TASK GOAL
Please convert the listing below into a Markdown table with the columns No. and Entry, numbering each line and leaving out any blank lines.

THE DATA
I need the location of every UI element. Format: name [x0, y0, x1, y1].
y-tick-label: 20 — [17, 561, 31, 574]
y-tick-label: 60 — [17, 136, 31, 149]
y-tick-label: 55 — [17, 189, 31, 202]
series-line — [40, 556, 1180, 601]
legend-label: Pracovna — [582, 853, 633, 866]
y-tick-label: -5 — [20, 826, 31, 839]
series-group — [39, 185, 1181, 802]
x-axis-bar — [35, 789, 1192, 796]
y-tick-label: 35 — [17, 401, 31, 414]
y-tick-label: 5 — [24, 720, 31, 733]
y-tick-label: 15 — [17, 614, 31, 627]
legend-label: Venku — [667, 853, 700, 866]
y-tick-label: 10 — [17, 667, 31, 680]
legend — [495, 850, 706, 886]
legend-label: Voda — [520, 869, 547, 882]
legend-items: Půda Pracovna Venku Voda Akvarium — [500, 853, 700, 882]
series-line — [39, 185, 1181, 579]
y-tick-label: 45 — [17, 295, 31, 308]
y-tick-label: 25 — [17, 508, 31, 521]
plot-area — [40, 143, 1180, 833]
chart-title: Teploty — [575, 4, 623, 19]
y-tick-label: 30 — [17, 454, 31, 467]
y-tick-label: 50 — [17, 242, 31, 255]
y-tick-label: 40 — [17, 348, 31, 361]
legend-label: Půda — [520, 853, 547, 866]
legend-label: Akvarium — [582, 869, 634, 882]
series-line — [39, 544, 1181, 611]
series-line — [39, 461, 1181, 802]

RESULT FOR THIS EXERCISE
| No. | Entry |
|---|---|
| 1 | I need the location of every UI element. Format: name [x0, y0, x1, y1]. |
| 2 | y-tick-label: 20 — [17, 561, 31, 574] |
| 3 | y-tick-label: 60 — [17, 136, 31, 149] |
| 4 | y-tick-label: 55 — [17, 189, 31, 202] |
| 5 | series-line — [40, 556, 1180, 601] |
| 6 | legend-label: Pracovna — [582, 853, 633, 866] |
| 7 | y-tick-label: -5 — [20, 826, 31, 839] |
| 8 | series-group — [39, 185, 1181, 802] |
| 9 | x-axis-bar — [35, 789, 1192, 796] |
| 10 | y-tick-label: 35 — [17, 401, 31, 414] |
| 11 | y-tick-label: 5 — [24, 720, 31, 733] |
| 12 | y-tick-label: 15 — [17, 614, 31, 627] |
| 13 | legend-label: Venku — [667, 853, 700, 866] |
| 14 | y-tick-label: 10 — [17, 667, 31, 680] |
| 15 | legend — [495, 850, 706, 886] |
| 16 | legend-label: Voda — [520, 869, 547, 882] |
| 17 | legend-items: Půda Pracovna Venku Voda Akvarium — [500, 853, 700, 882] |
| 18 | series-line — [39, 185, 1181, 579] |
| 19 | y-tick-label: 45 — [17, 295, 31, 308] |
| 20 | y-tick-label: 25 — [17, 508, 31, 521] |
| 21 | plot-area — [40, 143, 1180, 833] |
| 22 | chart-title: Teploty — [575, 4, 623, 19] |
| 23 | y-tick-label: 30 — [17, 454, 31, 467] |
| 24 | y-tick-label: 50 — [17, 242, 31, 255] |
| 25 | y-tick-label: 40 — [17, 348, 31, 361] |
| 26 | legend-label: Půda — [520, 853, 547, 866] |
| 27 | legend-label: Akvarium — [582, 869, 634, 882] |
| 28 | series-line — [39, 544, 1181, 611] |
| 29 | series-line — [39, 461, 1181, 802] |